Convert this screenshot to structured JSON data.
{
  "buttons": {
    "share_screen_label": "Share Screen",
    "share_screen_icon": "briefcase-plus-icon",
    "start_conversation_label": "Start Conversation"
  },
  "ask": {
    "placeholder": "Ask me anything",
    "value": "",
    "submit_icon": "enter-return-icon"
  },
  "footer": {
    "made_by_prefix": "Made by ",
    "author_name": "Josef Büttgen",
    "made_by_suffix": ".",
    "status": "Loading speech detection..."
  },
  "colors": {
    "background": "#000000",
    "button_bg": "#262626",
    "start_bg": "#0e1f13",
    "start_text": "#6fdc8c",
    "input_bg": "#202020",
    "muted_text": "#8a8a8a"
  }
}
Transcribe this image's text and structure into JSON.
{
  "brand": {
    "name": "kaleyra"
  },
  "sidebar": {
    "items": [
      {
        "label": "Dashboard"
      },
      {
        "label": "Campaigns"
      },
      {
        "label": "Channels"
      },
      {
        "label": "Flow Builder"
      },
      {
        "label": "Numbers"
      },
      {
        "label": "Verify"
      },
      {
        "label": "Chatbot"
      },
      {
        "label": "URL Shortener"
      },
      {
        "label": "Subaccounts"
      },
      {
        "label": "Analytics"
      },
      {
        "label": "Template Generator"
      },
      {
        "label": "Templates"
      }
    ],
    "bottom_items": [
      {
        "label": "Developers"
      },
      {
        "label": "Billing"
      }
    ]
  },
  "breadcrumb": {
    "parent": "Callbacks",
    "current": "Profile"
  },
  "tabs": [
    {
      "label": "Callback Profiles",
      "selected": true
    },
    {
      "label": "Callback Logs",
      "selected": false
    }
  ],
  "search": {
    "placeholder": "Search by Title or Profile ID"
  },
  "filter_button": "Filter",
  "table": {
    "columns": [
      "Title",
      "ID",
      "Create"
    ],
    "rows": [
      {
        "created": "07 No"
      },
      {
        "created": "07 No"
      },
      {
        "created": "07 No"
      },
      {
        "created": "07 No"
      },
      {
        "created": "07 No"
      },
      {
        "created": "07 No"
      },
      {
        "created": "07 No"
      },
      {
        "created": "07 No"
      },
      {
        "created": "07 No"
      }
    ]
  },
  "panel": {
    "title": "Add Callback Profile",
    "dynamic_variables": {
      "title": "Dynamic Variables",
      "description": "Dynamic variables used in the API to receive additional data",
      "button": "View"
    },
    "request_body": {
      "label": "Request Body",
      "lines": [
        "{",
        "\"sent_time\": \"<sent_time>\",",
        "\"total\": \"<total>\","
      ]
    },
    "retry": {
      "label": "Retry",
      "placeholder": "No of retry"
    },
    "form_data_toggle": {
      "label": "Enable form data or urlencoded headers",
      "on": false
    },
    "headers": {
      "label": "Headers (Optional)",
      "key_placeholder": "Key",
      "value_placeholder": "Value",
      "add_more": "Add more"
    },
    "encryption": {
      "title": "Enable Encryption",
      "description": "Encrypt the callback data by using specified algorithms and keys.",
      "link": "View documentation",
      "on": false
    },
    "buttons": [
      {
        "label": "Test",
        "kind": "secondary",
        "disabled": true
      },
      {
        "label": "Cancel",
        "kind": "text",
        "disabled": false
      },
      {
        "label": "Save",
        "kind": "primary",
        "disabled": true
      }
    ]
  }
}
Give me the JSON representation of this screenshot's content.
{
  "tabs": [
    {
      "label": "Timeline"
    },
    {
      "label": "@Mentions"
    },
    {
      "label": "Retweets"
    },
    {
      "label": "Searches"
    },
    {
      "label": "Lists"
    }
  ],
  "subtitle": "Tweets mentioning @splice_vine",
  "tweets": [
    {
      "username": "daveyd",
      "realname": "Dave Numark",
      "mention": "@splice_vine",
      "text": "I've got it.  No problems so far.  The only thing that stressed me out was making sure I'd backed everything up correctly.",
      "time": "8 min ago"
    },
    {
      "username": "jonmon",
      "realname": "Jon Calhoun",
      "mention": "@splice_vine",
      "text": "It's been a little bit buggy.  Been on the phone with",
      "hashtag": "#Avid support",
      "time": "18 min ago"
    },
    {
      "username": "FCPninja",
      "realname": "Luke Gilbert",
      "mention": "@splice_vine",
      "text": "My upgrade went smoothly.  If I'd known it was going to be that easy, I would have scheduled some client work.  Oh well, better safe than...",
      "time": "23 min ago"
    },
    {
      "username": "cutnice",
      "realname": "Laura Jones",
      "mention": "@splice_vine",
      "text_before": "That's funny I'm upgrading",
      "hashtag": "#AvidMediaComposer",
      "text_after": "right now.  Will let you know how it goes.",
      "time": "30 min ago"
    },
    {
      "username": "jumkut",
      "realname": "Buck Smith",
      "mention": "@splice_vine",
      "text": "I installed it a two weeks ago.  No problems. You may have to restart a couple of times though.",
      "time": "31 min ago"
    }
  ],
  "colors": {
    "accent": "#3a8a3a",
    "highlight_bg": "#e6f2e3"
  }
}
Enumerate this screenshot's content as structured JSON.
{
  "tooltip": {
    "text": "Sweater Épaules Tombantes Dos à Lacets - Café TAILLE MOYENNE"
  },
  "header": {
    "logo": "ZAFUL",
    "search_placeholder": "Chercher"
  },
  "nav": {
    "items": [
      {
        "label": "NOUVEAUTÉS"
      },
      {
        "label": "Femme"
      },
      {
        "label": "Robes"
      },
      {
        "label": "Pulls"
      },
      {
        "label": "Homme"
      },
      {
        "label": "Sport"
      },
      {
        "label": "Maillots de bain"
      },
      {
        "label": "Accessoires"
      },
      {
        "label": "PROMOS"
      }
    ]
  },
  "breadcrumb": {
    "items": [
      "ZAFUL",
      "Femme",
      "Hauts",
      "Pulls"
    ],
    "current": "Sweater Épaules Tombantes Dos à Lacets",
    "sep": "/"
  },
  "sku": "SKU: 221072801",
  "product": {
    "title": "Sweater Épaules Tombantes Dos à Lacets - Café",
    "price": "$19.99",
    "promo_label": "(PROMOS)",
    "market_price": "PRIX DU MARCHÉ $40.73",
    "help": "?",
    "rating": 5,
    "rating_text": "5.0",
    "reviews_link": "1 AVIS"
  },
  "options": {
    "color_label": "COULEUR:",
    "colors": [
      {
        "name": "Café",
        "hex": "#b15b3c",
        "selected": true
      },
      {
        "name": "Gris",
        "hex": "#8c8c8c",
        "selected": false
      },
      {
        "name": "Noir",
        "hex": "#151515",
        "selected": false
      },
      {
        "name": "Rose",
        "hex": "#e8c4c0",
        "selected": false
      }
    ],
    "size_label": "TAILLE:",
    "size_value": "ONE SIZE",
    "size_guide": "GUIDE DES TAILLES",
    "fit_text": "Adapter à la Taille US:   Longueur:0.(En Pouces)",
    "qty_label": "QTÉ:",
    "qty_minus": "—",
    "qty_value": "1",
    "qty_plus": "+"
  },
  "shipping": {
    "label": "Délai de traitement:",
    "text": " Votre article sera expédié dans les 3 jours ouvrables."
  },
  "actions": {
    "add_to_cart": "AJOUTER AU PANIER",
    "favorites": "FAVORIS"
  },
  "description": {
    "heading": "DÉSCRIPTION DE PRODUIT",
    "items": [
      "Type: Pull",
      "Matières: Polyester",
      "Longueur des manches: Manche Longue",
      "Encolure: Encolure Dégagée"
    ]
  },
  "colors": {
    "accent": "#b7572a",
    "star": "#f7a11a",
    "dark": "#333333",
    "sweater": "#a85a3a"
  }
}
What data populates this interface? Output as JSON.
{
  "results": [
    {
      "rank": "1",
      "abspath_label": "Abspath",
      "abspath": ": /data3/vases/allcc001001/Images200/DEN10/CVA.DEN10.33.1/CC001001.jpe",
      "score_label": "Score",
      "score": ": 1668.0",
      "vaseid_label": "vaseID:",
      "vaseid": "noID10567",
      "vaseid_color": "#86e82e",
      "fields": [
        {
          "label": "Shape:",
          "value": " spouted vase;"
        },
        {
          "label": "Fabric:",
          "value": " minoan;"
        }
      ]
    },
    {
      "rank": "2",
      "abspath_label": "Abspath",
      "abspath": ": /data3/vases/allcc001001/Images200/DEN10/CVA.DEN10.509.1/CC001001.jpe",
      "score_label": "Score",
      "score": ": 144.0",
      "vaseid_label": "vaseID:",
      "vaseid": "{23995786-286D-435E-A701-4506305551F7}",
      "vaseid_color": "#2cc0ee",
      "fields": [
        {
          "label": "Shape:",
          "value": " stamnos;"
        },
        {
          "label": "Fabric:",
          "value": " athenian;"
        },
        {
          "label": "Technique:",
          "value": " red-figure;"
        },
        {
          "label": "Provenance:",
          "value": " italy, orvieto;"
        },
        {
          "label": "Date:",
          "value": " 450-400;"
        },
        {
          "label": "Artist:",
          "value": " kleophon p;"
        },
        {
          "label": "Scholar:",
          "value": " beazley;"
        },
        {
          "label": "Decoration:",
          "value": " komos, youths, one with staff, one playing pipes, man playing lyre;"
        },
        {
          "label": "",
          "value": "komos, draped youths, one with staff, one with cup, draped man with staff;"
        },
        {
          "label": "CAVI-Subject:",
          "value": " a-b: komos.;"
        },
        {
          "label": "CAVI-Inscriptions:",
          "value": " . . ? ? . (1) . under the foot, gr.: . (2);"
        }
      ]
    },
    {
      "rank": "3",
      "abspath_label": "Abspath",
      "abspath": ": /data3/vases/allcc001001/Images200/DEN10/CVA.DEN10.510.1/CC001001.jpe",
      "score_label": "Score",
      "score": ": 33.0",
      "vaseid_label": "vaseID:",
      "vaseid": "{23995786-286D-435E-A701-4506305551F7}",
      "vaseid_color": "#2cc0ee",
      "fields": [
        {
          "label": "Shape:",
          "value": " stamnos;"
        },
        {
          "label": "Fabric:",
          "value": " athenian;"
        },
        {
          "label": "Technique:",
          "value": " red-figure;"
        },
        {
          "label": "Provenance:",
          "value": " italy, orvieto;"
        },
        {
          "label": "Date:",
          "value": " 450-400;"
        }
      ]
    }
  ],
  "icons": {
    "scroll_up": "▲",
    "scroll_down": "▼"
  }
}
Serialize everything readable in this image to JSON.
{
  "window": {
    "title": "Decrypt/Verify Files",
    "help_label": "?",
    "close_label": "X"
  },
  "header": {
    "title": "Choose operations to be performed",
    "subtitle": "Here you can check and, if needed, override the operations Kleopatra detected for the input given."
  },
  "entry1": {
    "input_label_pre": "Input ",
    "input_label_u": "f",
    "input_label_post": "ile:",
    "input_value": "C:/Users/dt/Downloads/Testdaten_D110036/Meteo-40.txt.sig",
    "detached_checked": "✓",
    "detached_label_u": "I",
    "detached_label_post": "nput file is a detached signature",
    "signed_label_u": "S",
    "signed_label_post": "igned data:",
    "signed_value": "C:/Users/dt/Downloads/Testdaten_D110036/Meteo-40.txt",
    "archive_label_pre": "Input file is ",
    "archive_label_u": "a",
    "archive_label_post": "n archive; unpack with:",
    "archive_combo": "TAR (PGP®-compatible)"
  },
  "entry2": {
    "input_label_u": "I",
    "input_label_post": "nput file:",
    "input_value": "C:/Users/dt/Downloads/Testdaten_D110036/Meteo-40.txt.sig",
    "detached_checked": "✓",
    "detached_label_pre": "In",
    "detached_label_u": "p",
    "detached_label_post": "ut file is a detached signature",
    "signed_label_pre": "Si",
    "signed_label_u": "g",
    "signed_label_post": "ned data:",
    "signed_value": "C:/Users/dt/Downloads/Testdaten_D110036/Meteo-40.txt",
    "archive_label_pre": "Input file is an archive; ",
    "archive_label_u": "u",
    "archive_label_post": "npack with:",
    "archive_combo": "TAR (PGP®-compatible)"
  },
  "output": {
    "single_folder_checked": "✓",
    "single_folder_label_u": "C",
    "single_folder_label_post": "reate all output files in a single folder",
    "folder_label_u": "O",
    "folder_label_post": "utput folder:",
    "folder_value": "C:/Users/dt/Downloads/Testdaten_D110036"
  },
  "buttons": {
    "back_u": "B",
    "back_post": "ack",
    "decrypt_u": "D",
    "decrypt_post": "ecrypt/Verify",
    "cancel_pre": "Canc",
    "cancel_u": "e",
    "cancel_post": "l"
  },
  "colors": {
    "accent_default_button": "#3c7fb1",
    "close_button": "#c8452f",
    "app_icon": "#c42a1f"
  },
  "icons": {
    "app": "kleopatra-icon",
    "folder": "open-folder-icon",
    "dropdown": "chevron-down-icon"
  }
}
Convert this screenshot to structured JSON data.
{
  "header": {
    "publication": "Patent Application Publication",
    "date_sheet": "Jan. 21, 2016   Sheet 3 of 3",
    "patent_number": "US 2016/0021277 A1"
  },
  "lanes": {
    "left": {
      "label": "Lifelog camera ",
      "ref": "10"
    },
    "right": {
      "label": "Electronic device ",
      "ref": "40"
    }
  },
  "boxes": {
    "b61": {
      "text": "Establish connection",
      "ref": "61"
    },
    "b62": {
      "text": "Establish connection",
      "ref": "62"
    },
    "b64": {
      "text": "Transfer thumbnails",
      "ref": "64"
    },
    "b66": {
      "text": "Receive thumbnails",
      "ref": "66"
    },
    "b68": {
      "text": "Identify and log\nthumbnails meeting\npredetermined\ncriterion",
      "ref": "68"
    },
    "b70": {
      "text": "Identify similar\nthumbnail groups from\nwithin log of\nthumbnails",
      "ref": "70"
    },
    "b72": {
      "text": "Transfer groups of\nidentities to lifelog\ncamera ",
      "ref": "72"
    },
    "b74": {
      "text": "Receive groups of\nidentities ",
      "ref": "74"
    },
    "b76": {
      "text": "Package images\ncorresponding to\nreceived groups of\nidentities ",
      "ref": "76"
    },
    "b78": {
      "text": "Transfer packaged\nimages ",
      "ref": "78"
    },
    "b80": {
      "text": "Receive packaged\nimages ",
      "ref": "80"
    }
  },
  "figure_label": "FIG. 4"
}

------------

PROBLEM STATEMENT
In the entries above, some lines may contain the string "operations"; report how many, without additional comment.

ANSWER TO THIS EXERCISE
2